### [What this task involves]
Print the stretch of the records from the line that contains "Localize each UI" through the line that contains "x-tick-label: 22 [908, 382, 922, 396]", including both of those lines, and leave the pictures out.

### [Source records]
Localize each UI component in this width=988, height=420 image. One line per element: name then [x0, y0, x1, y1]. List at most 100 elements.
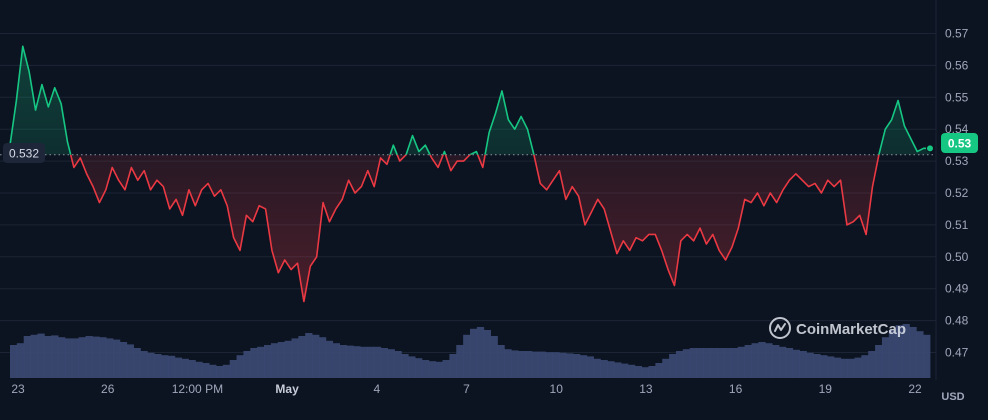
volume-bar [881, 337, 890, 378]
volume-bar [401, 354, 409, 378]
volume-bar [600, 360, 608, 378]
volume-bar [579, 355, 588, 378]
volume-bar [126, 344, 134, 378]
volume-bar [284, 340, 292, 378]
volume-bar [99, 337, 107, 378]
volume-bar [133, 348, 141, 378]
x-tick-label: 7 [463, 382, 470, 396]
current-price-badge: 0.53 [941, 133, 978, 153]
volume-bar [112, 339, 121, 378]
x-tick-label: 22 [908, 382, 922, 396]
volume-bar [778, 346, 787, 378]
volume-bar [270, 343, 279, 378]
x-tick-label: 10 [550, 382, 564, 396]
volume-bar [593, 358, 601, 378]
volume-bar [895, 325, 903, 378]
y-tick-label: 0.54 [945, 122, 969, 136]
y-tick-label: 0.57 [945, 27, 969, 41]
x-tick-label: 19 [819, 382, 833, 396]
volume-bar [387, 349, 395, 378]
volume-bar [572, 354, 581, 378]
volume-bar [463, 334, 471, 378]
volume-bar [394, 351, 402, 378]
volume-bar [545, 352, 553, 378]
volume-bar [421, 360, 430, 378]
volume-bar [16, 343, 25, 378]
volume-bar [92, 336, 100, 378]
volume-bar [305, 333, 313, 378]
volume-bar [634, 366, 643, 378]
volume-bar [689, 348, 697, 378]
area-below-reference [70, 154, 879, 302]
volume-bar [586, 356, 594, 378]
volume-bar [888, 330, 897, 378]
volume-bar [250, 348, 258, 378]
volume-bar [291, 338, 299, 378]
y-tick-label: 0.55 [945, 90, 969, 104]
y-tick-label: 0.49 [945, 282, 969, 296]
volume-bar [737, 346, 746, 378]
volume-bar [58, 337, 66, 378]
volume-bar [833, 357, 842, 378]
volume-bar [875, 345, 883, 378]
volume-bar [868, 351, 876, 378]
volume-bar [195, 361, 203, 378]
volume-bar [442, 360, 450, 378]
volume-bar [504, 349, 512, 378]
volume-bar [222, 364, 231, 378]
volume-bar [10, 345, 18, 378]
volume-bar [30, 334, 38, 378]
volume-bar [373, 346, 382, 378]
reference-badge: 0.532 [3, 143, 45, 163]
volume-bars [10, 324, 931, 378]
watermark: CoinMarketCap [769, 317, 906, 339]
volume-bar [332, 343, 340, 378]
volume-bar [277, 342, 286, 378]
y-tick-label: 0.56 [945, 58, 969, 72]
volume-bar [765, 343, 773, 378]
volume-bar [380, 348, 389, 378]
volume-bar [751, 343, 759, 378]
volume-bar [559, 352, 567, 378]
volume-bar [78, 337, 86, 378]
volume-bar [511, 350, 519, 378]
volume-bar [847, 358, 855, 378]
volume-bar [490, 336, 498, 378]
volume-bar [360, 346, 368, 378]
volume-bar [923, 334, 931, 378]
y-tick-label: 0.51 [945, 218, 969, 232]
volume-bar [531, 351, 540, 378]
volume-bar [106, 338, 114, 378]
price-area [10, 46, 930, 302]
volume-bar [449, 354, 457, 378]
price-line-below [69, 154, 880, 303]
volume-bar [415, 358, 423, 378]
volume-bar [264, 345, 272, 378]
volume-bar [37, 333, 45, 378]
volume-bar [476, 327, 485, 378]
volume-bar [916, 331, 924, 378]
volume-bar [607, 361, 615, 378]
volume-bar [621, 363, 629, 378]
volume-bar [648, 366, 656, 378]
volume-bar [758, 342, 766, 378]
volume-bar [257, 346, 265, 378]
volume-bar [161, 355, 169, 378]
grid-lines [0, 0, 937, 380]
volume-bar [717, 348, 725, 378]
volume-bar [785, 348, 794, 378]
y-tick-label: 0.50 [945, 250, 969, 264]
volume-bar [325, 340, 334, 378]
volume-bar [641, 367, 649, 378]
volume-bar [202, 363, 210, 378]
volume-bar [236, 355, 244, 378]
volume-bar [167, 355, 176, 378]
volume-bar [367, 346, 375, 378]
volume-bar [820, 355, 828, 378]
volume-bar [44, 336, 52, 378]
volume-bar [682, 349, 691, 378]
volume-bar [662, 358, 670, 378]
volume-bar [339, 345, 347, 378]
--
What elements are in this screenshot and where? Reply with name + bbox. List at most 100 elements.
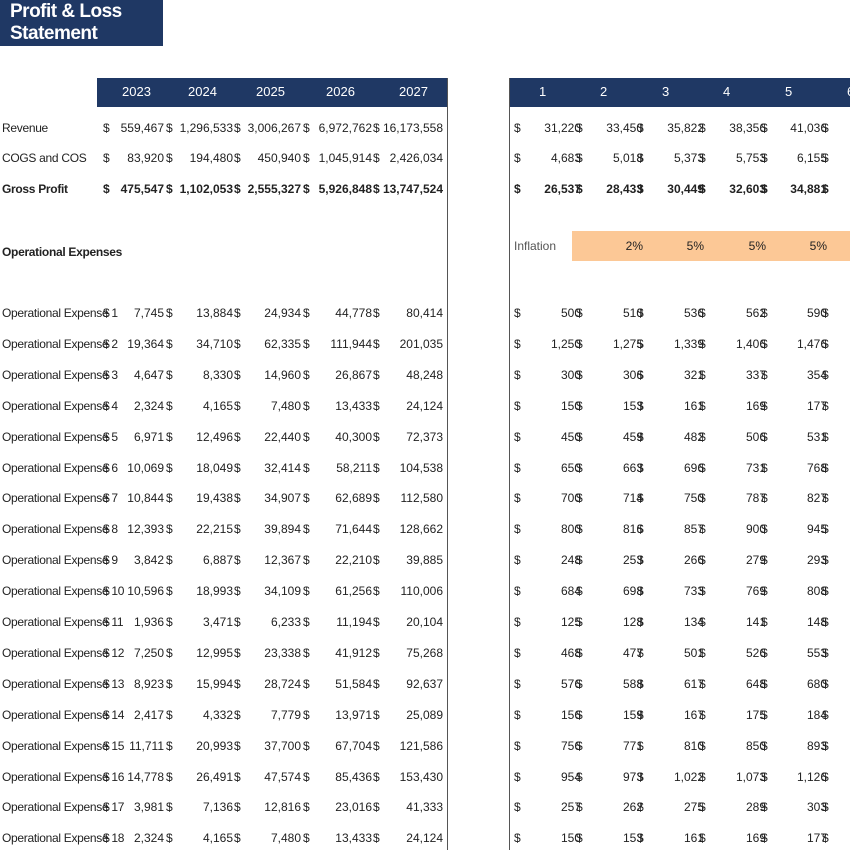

### [Full answer]
Localize each UI component in this width=988, height=420 image. One line per element: name then [x0, y0, x1, y1]. List at most 100 elements.
volume-bar [881, 337, 890, 378]
volume-bar [401, 354, 409, 378]
volume-bar [600, 360, 608, 378]
volume-bar [579, 355, 588, 378]
volume-bar [126, 344, 134, 378]
volume-bar [284, 340, 292, 378]
volume-bar [99, 337, 107, 378]
volume-bar [133, 348, 141, 378]
x-tick-label: 7 [463, 382, 470, 396]
current-price-badge: 0.53 [941, 133, 978, 153]
volume-bar [112, 339, 121, 378]
x-tick-label: 22 [908, 382, 922, 396]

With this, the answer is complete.